═════ GIVEN DATA
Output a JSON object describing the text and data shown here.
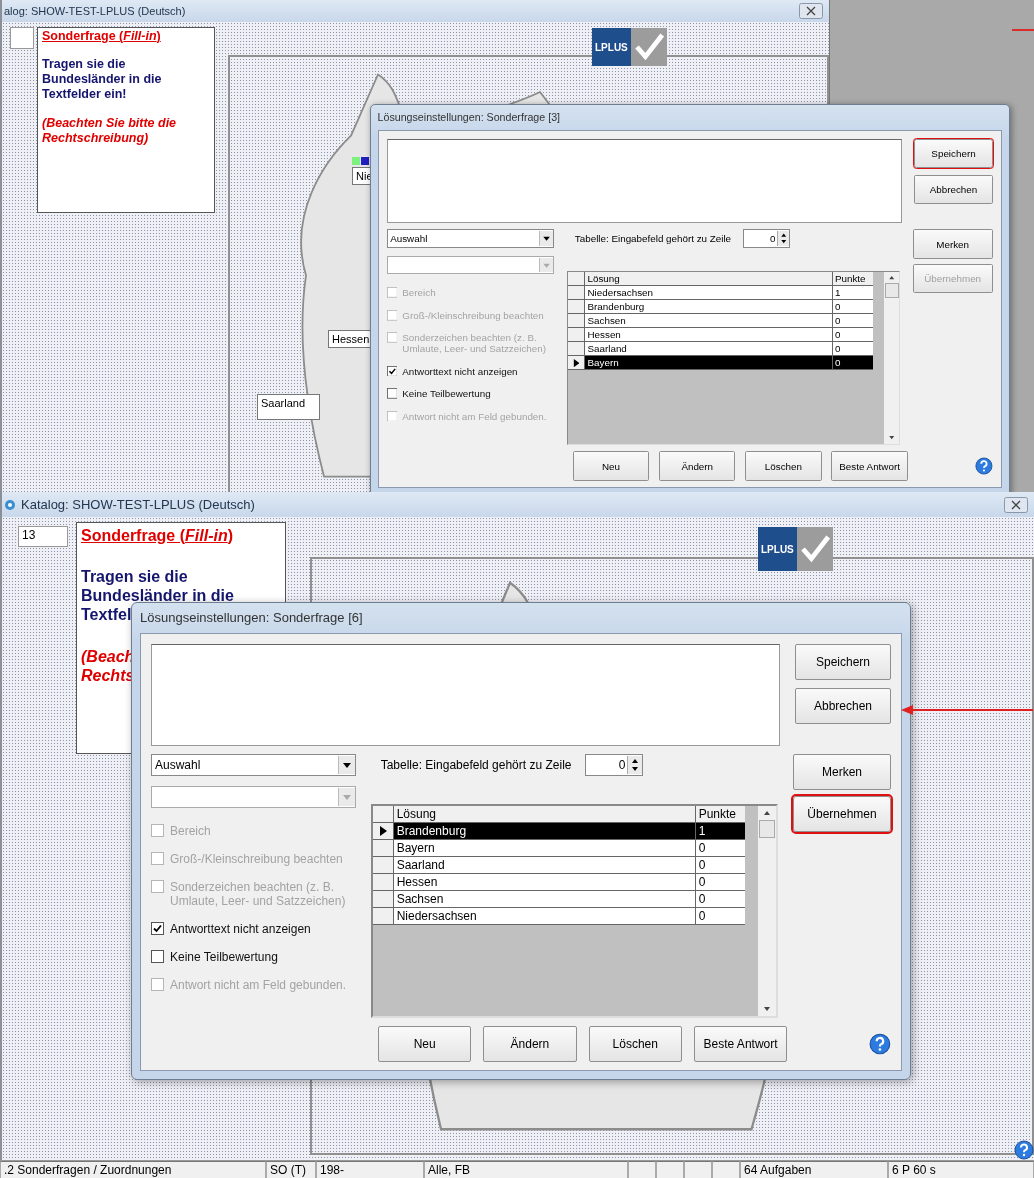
{
  "screens": [
    {
      "kind": "top",
      "title": "alog: SHOW-TEST-LPLUS (Deutsch)",
      "question": {
        "heading": "Sonderfrage (*Fill-in*)",
        "body": [
          "Tragen sie die",
          "Bundesländer in die",
          "Textfelder ein!"
        ],
        "note": [
          "(Beachten Sie bitte die",
          "Rechtschreibung)"
        ]
      },
      "logo": "LPLUS",
      "map_labels": [
        "Nie",
        "Hessen",
        "Saarland"
      ],
      "dialog": {
        "title": "Lösungseinstellungen: Sonderfrage [3]",
        "top_buttons": [
          {
            "label": "Speichern",
            "highlighted": true
          },
          {
            "label": "Abbrechen",
            "highlighted": false
          }
        ],
        "combo": "Auswahl",
        "row_label": "Tabelle: Eingabefeld gehört zu Zeile",
        "row_value": "0",
        "options": [
          {
            "label": "Bereich",
            "checked": false,
            "disabled": true
          },
          {
            "label": "Groß-/Kleinschreibung beachten",
            "checked": false,
            "disabled": true
          },
          {
            "label": "Sonderzeichen beachten (z. B. Umlaute, Leer- und Satzzeichen)",
            "checked": false,
            "disabled": true
          },
          {
            "label": "Antworttext nicht anzeigen",
            "checked": true,
            "disabled": false
          },
          {
            "label": "Keine Teilbewertung",
            "checked": false,
            "disabled": false
          },
          {
            "label": "Antwort nicht am Feld gebunden.",
            "checked": false,
            "disabled": true
          }
        ],
        "table": {
          "columns": [
            "Lösung",
            "Punkte"
          ],
          "rows": [
            {
              "cells": [
                "Niedersachsen",
                "1"
              ],
              "selected": false
            },
            {
              "cells": [
                "Brandenburg",
                "0"
              ],
              "selected": false
            },
            {
              "cells": [
                "Sachsen",
                "0"
              ],
              "selected": false
            },
            {
              "cells": [
                "Hessen",
                "0"
              ],
              "selected": false
            },
            {
              "cells": [
                "Saarland",
                "0"
              ],
              "selected": false
            },
            {
              "cells": [
                "Bayern",
                "0"
              ],
              "selected": true
            }
          ]
        },
        "side_buttons": [
          {
            "label": "Merken",
            "disabled": false,
            "highlighted": false
          },
          {
            "label": "Übernehmen",
            "disabled": true,
            "highlighted": false
          }
        ],
        "bottom_buttons": [
          "Neu",
          "Ändern",
          "Löschen",
          "Beste Antwort"
        ]
      }
    },
    {
      "kind": "bottom",
      "title": "Katalog: SHOW-TEST-LPLUS (Deutsch)",
      "number": "13",
      "question": {
        "heading": "Sonderfrage (*Fill-in*)",
        "body": [
          "Tragen sie die",
          "Bundesländer in die",
          "Textfel"
        ],
        "note": [
          "(Beach",
          "Rechts"
        ]
      },
      "logo": "LPLUS",
      "dialog": {
        "title": "Lösungseinstellungen: Sonderfrage [6]",
        "top_buttons": [
          {
            "label": "Speichern",
            "highlighted": false
          },
          {
            "label": "Abbrechen",
            "highlighted": false
          }
        ],
        "combo": "Auswahl",
        "row_label": "Tabelle: Eingabefeld gehört zu Zeile",
        "row_value": "0",
        "options": [
          {
            "label": "Bereich",
            "checked": false,
            "disabled": true
          },
          {
            "label": "Groß-/Kleinschreibung beachten",
            "checked": false,
            "disabled": true
          },
          {
            "label": "Sonderzeichen beachten (z. B. Umlaute, Leer- und Satzzeichen)",
            "checked": false,
            "disabled": true
          },
          {
            "label": "Antworttext nicht anzeigen",
            "checked": true,
            "disabled": false
          },
          {
            "label": "Keine Teilbewertung",
            "checked": false,
            "disabled": false
          },
          {
            "label": "Antwort nicht am Feld gebunden.",
            "checked": false,
            "disabled": true
          }
        ],
        "table": {
          "columns": [
            "Lösung",
            "Punkte"
          ],
          "rows": [
            {
              "cells": [
                "Brandenburg",
                "1"
              ],
              "selected": true
            },
            {
              "cells": [
                "Bayern",
                "0"
              ],
              "selected": false
            },
            {
              "cells": [
                "Saarland",
                "0"
              ],
              "selected": false
            },
            {
              "cells": [
                "Hessen",
                "0"
              ],
              "selected": false
            },
            {
              "cells": [
                "Sachsen",
                "0"
              ],
              "selected": false
            },
            {
              "cells": [
                "Niedersachsen",
                "0"
              ],
              "selected": false
            }
          ]
        },
        "side_buttons": [
          {
            "label": "Merken",
            "disabled": false,
            "highlighted": false
          },
          {
            "label": "Übernehmen",
            "disabled": false,
            "highlighted": true
          }
        ],
        "bottom_buttons": [
          "Neu",
          "Ändern",
          "Löschen",
          "Beste Antwort"
        ]
      }
    }
  ],
  "status_bar": [
    ".2 Sonderfragen / Zuordnungen",
    "SO (T)",
    "198-",
    "Alle, FB",
    "64 Aufgaben",
    "6 P 60 s"
  ]
}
══════════
* WHAT THIS TASK INVOLVES *
Give an exact copy of the material, leaving out every picture.

* REPLY TO THE EXERCISE *
Output a JSON object describing the text and data shown here.
{
  "screens": [
    {
      "kind": "top",
      "title": "alog: SHOW-TEST-LPLUS (Deutsch)",
      "question": {
        "heading": "Sonderfrage (*Fill-in*)",
        "body": [
          "Tragen sie die",
          "Bundesländer in die",
          "Textfelder ein!"
        ],
        "note": [
          "(Beachten Sie bitte die",
          "Rechtschreibung)"
        ]
      },
      "logo": "LPLUS",
      "map_labels": [
        "Nie",
        "Hessen",
        "Saarland"
      ],
      "dialog": {
        "title": "Lösungseinstellungen: Sonderfrage [3]",
        "top_buttons": [
          {
            "label": "Speichern",
            "highlighted": true
          },
          {
            "label": "Abbrechen",
            "highlighted": false
          }
        ],
        "combo": "Auswahl",
        "row_label": "Tabelle: Eingabefeld gehört zu Zeile",
        "row_value": "0",
        "options": [
          {
            "label": "Bereich",
            "checked": false,
            "disabled": true
          },
          {
            "label": "Groß-/Kleinschreibung beachten",
            "checked": false,
            "disabled": true
          },
          {
            "label": "Sonderzeichen beachten (z. B. Umlaute, Leer- und Satzzeichen)",
            "checked": false,
            "disabled": true
          },
          {
            "label": "Antworttext nicht anzeigen",
            "checked": true,
            "disabled": false
          },
          {
            "label": "Keine Teilbewertung",
            "checked": false,
            "disabled": false
          },
          {
            "label": "Antwort nicht am Feld gebunden.",
            "checked": false,
            "disabled": true
          }
        ],
        "table": {
          "columns": [
            "Lösung",
            "Punkte"
          ],
          "rows": [
            {
              "cells": [
                "Niedersachsen",
                "1"
              ],
              "selected": false
            },
            {
              "cells": [
                "Brandenburg",
                "0"
              ],
              "selected": false
            },
            {
              "cells": [
                "Sachsen",
                "0"
              ],
              "selected": false
            },
            {
              "cells": [
                "Hessen",
                "0"
              ],
              "selected": false
            },
            {
              "cells": [
                "Saarland",
                "0"
              ],
              "selected": false
            },
            {
              "cells": [
                "Bayern",
                "0"
              ],
              "selected": true
            }
          ]
        },
        "side_buttons": [
          {
            "label": "Merken",
            "disabled": false,
            "highlighted": false
          },
          {
            "label": "Übernehmen",
            "disabled": true,
            "highlighted": false
          }
        ],
        "bottom_buttons": [
          "Neu",
          "Ändern",
          "Löschen",
          "Beste Antwort"
        ]
      }
    },
    {
      "kind": "bottom",
      "title": "Katalog: SHOW-TEST-LPLUS (Deutsch)",
      "number": "13",
      "question": {
        "heading": "Sonderfrage (*Fill-in*)",
        "body": [
          "Tragen sie die",
          "Bundesländer in die",
          "Textfel"
        ],
        "note": [
          "(Beach",
          "Rechts"
        ]
      },
      "logo": "LPLUS",
      "dialog": {
        "title": "Lösungseinstellungen: Sonderfrage [6]",
        "top_buttons": [
          {
            "label": "Speichern",
            "highlighted": false
          },
          {
            "label": "Abbrechen",
            "highlighted": false
          }
        ],
        "combo": "Auswahl",
        "row_label": "Tabelle: Eingabefeld gehört zu Zeile",
        "row_value": "0",
        "options": [
          {
            "label": "Bereich",
            "checked": false,
            "disabled": true
          },
          {
            "label": "Groß-/Kleinschreibung beachten",
            "checked": false,
            "disabled": true
          },
          {
            "label": "Sonderzeichen beachten (z. B. Umlaute, Leer- und Satzzeichen)",
            "checked": false,
            "disabled": true
          },
          {
            "label": "Antworttext nicht anzeigen",
            "checked": true,
            "disabled": false
          },
          {
            "label": "Keine Teilbewertung",
            "checked": false,
            "disabled": false
          },
          {
            "label": "Antwort nicht am Feld gebunden.",
            "checked": false,
            "disabled": true
          }
        ],
        "table": {
          "columns": [
            "Lösung",
            "Punkte"
          ],
          "rows": [
            {
              "cells": [
                "Brandenburg",
                "1"
              ],
              "selected": true
            },
            {
              "cells": [
                "Bayern",
                "0"
              ],
              "selected": false
            },
            {
              "cells": [
                "Saarland",
                "0"
              ],
              "selected": false
            },
            {
              "cells": [
                "Hessen",
                "0"
              ],
              "selected": false
            },
            {
              "cells": [
                "Sachsen",
                "0"
              ],
              "selected": false
            },
            {
              "cells": [
                "Niedersachsen",
                "0"
              ],
              "selected": false
            }
          ]
        },
        "side_buttons": [
          {
            "label": "Merken",
            "disabled": false,
            "highlighted": false
          },
          {
            "label": "Übernehmen",
            "disabled": false,
            "highlighted": true
          }
        ],
        "bottom_buttons": [
          "Neu",
          "Ändern",
          "Löschen",
          "Beste Antwort"
        ]
      }
    }
  ],
  "status_bar": [
    ".2 Sonderfragen / Zuordnungen",
    "SO (T)",
    "198-",
    "Alle, FB",
    "64 Aufgaben",
    "6 P 60 s"
  ]
}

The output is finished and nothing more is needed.